→ **TASK INSTRUCTIONS**:
Print all the entries verbatim.

Dataset records

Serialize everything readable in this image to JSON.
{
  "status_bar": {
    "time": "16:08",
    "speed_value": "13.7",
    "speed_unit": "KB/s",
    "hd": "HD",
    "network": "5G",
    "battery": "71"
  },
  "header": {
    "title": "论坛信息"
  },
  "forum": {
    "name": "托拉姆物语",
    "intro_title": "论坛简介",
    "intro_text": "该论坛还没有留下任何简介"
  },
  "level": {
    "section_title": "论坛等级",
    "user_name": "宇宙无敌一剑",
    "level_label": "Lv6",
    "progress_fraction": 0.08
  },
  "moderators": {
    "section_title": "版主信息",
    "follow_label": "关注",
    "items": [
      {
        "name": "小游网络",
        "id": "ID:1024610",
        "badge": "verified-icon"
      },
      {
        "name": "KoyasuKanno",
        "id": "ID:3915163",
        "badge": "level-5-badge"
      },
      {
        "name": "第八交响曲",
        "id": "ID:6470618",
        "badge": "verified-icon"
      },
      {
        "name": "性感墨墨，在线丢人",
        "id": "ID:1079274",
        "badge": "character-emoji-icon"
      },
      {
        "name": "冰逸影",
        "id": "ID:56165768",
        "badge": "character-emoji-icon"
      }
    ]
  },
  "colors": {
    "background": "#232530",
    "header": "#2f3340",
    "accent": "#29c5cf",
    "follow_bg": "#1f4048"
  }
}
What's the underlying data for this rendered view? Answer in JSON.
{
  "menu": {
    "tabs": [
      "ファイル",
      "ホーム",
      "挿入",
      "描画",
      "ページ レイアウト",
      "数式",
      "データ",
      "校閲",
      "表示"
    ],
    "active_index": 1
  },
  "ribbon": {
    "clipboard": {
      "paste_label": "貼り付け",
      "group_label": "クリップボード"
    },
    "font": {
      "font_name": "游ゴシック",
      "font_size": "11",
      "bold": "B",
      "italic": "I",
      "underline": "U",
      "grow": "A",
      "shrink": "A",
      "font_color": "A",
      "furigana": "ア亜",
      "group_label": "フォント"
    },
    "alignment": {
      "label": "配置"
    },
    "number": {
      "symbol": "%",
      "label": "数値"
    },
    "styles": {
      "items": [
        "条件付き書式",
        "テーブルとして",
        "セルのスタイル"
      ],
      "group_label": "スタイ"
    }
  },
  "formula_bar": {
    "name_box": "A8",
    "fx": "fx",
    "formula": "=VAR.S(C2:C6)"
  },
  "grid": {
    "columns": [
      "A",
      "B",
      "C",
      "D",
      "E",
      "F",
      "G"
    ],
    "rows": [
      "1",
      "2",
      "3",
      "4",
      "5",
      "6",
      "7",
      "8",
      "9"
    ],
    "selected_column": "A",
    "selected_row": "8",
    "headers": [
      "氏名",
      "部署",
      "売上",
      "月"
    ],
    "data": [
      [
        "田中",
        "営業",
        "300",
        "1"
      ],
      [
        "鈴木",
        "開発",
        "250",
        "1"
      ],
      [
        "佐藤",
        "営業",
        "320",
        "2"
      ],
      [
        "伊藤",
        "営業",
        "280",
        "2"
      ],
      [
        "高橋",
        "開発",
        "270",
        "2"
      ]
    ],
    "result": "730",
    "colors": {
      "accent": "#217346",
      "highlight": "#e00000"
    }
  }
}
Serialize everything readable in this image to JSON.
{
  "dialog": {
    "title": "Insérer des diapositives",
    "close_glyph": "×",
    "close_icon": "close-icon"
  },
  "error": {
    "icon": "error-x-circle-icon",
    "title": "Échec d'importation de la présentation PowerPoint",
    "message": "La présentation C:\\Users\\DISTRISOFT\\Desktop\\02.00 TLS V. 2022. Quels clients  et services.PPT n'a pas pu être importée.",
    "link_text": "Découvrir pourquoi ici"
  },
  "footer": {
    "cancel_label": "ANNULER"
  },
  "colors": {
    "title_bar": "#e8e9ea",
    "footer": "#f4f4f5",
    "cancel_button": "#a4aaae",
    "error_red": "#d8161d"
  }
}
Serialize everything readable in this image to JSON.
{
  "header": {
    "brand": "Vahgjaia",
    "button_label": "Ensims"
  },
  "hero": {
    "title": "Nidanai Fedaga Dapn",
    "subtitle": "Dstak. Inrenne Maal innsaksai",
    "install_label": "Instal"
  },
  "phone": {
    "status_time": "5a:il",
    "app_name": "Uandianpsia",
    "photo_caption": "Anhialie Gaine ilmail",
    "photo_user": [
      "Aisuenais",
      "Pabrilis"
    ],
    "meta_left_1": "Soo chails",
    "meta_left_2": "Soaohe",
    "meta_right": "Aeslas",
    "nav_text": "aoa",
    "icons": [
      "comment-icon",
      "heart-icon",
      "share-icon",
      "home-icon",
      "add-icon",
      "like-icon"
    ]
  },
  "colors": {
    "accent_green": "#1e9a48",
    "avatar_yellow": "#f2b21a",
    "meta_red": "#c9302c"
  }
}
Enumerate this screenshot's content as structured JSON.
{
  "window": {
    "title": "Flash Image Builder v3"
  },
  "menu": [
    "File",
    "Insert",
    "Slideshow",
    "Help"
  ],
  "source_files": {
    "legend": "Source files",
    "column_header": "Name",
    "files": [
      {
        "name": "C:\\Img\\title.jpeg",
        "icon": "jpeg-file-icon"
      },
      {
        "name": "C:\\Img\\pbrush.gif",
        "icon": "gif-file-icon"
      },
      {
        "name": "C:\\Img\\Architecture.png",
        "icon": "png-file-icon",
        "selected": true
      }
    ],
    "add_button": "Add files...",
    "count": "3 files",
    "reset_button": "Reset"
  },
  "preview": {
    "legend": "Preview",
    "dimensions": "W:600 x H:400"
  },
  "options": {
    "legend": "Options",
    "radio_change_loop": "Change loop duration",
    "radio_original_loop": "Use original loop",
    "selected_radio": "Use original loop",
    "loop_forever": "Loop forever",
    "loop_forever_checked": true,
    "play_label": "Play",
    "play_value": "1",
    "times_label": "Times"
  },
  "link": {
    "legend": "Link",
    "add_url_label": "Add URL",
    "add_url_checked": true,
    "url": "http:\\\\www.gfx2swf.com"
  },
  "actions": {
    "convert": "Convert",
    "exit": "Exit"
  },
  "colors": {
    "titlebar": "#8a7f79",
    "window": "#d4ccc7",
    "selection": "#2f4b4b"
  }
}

→ **TASK SOLUTION**:
Serialize everything readable in this image to JSON.
{
  "status_bar": {
    "time": "16:08",
    "speed_value": "13.7",
    "speed_unit": "KB/s",
    "hd": "HD",
    "network": "5G",
    "battery": "71"
  },
  "header": {
    "title": "论坛信息"
  },
  "forum": {
    "name": "托拉姆物语",
    "intro_title": "论坛简介",
    "intro_text": "该论坛还没有留下任何简介"
  },
  "level": {
    "section_title": "论坛等级",
    "user_name": "宇宙无敌一剑",
    "level_label": "Lv6",
    "progress_fraction": 0.08
  },
  "moderators": {
    "section_title": "版主信息",
    "follow_label": "关注",
    "items": [
      {
        "name": "小游网络",
        "id": "ID:1024610",
        "badge": "verified-icon"
      },
      {
        "name": "KoyasuKanno",
        "id": "ID:3915163",
        "badge": "level-5-badge"
      },
      {
        "name": "第八交响曲",
        "id": "ID:6470618",
        "badge": "verified-icon"
      },
      {
        "name": "性感墨墨，在线丢人",
        "id": "ID:1079274",
        "badge": "character-emoji-icon"
      },
      {
        "name": "冰逸影",
        "id": "ID:56165768",
        "badge": "character-emoji-icon"
      }
    ]
  },
  "colors": {
    "background": "#232530",
    "header": "#2f3340",
    "accent": "#29c5cf",
    "follow_bg": "#1f4048"
  }
}
What's the underlying data for this rendered view? Answer in JSON.
{
  "menu": {
    "tabs": [
      "ファイル",
      "ホーム",
      "挿入",
      "描画",
      "ページ レイアウト",
      "数式",
      "データ",
      "校閲",
      "表示"
    ],
    "active_index": 1
  },
  "ribbon": {
    "clipboard": {
      "paste_label": "貼り付け",
      "group_label": "クリップボード"
    },
    "font": {
      "font_name": "游ゴシック",
      "font_size": "11",
      "bold": "B",
      "italic": "I",
      "underline": "U",
      "grow": "A",
      "shrink": "A",
      "font_color": "A",
      "furigana": "ア亜",
      "group_label": "フォント"
    },
    "alignment": {
      "label": "配置"
    },
    "number": {
      "symbol": "%",
      "label": "数値"
    },
    "styles": {
      "items": [
        "条件付き書式",
        "テーブルとして",
        "セルのスタイル"
      ],
      "group_label": "スタイ"
    }
  },
  "formula_bar": {
    "name_box": "A8",
    "fx": "fx",
    "formula": "=VAR.S(C2:C6)"
  },
  "grid": {
    "columns": [
      "A",
      "B",
      "C",
      "D",
      "E",
      "F",
      "G"
    ],
    "rows": [
      "1",
      "2",
      "3",
      "4",
      "5",
      "6",
      "7",
      "8",
      "9"
    ],
    "selected_column": "A",
    "selected_row": "8",
    "headers": [
      "氏名",
      "部署",
      "売上",
      "月"
    ],
    "data": [
      [
        "田中",
        "営業",
        "300",
        "1"
      ],
      [
        "鈴木",
        "開発",
        "250",
        "1"
      ],
      [
        "佐藤",
        "営業",
        "320",
        "2"
      ],
      [
        "伊藤",
        "営業",
        "280",
        "2"
      ],
      [
        "高橋",
        "開発",
        "270",
        "2"
      ]
    ],
    "result": "730",
    "colors": {
      "accent": "#217346",
      "highlight": "#e00000"
    }
  }
}
Serialize everything readable in this image to JSON.
{
  "dialog": {
    "title": "Insérer des diapositives",
    "close_glyph": "×",
    "close_icon": "close-icon"
  },
  "error": {
    "icon": "error-x-circle-icon",
    "title": "Échec d'importation de la présentation PowerPoint",
    "message": "La présentation C:\\Users\\DISTRISOFT\\Desktop\\02.00 TLS V. 2022. Quels clients  et services.PPT n'a pas pu être importée.",
    "link_text": "Découvrir pourquoi ici"
  },
  "footer": {
    "cancel_label": "ANNULER"
  },
  "colors": {
    "title_bar": "#e8e9ea",
    "footer": "#f4f4f5",
    "cancel_button": "#a4aaae",
    "error_red": "#d8161d"
  }
}
Serialize everything readable in this image to JSON.
{
  "header": {
    "brand": "Vahgjaia",
    "button_label": "Ensims"
  },
  "hero": {
    "title": "Nidanai Fedaga Dapn",
    "subtitle": "Dstak. Inrenne Maal innsaksai",
    "install_label": "Instal"
  },
  "phone": {
    "status_time": "5a:il",
    "app_name": "Uandianpsia",
    "photo_caption": "Anhialie Gaine ilmail",
    "photo_user": [
      "Aisuenais",
      "Pabrilis"
    ],
    "meta_left_1": "Soo chails",
    "meta_left_2": "Soaohe",
    "meta_right": "Aeslas",
    "nav_text": "aoa",
    "icons": [
      "comment-icon",
      "heart-icon",
      "share-icon",
      "home-icon",
      "add-icon",
      "like-icon"
    ]
  },
  "colors": {
    "accent_green": "#1e9a48",
    "avatar_yellow": "#f2b21a",
    "meta_red": "#c9302c"
  }
}
Enumerate this screenshot's content as structured JSON.
{
  "window": {
    "title": "Flash Image Builder v3"
  },
  "menu": [
    "File",
    "Insert",
    "Slideshow",
    "Help"
  ],
  "source_files": {
    "legend": "Source files",
    "column_header": "Name",
    "files": [
      {
        "name": "C:\\Img\\title.jpeg",
        "icon": "jpeg-file-icon"
      },
      {
        "name": "C:\\Img\\pbrush.gif",
        "icon": "gif-file-icon"
      },
      {
        "name": "C:\\Img\\Architecture.png",
        "icon": "png-file-icon",
        "selected": true
      }
    ],
    "add_button": "Add files...",
    "count": "3 files",
    "reset_button": "Reset"
  },
  "preview": {
    "legend": "Preview",
    "dimensions": "W:600 x H:400"
  },
  "options": {
    "legend": "Options",
    "radio_change_loop": "Change loop duration",
    "radio_original_loop": "Use original loop",
    "selected_radio": "Use original loop",
    "loop_forever": "Loop forever",
    "loop_forever_checked": true,
    "play_label": "Play",
    "play_value": "1",
    "times_label": "Times"
  },
  "link": {
    "legend": "Link",
    "add_url_label": "Add URL",
    "add_url_checked": true,
    "url": "http:\\\\www.gfx2swf.com"
  },
  "actions": {
    "convert": "Convert",
    "exit": "Exit"
  },
  "colors": {
    "titlebar": "#8a7f79",
    "window": "#d4ccc7",
    "selection": "#2f4b4b"
  }
}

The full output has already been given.